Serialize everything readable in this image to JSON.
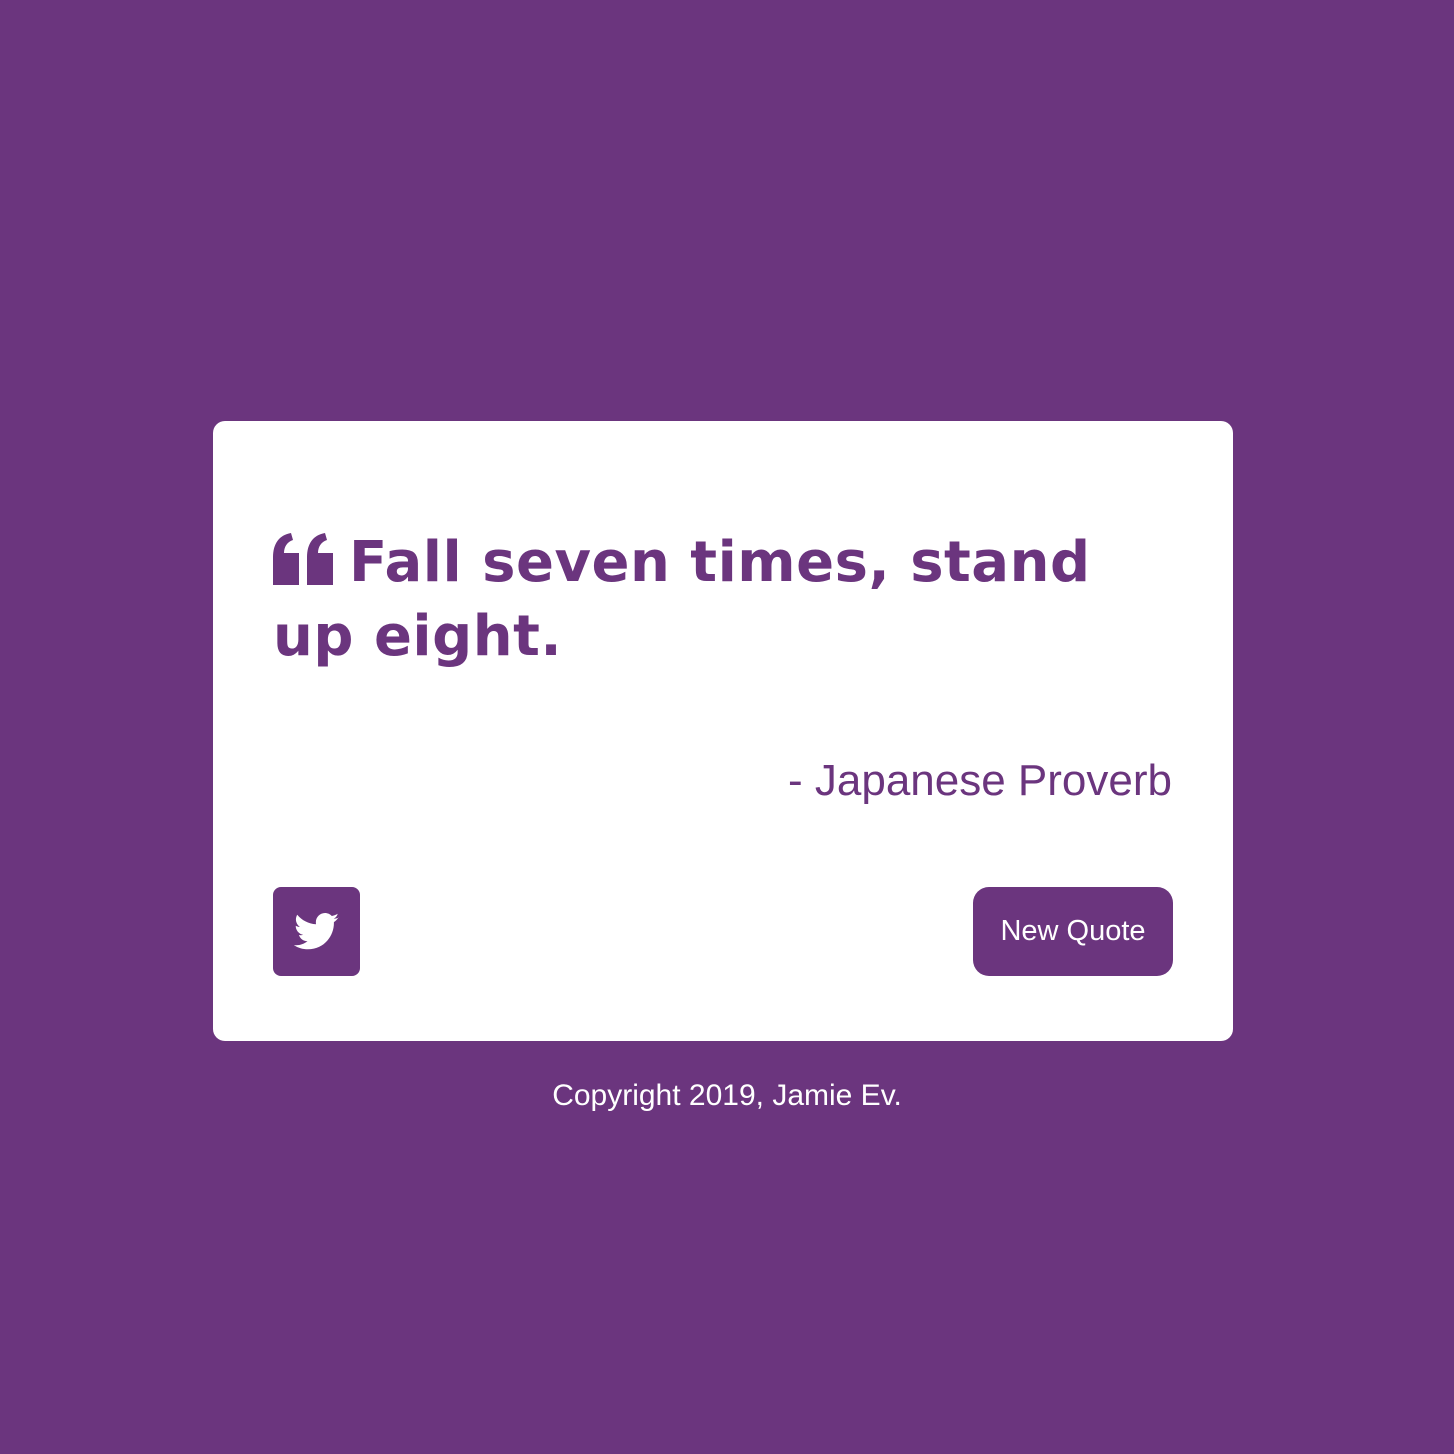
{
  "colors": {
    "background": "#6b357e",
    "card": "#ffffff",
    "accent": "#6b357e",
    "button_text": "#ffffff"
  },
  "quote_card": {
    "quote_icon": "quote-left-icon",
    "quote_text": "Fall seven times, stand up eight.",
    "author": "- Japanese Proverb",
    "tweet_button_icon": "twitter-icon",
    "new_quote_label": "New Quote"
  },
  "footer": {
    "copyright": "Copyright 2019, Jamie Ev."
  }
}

• • • •

■ **Short exercise**
Omit the pictures and restate the rest of the records verbatim.

■ **Solution for this problem**
Serialize everything readable in this image to JSON.
{
  "colors": {
    "background": "#6b357e",
    "card": "#ffffff",
    "accent": "#6b357e",
    "button_text": "#ffffff"
  },
  "quote_card": {
    "quote_icon": "quote-left-icon",
    "quote_text": "Fall seven times, stand up eight.",
    "author": "- Japanese Proverb",
    "tweet_button_icon": "twitter-icon",
    "new_quote_label": "New Quote"
  },
  "footer": {
    "copyright": "Copyright 2019, Jamie Ev."
  }
}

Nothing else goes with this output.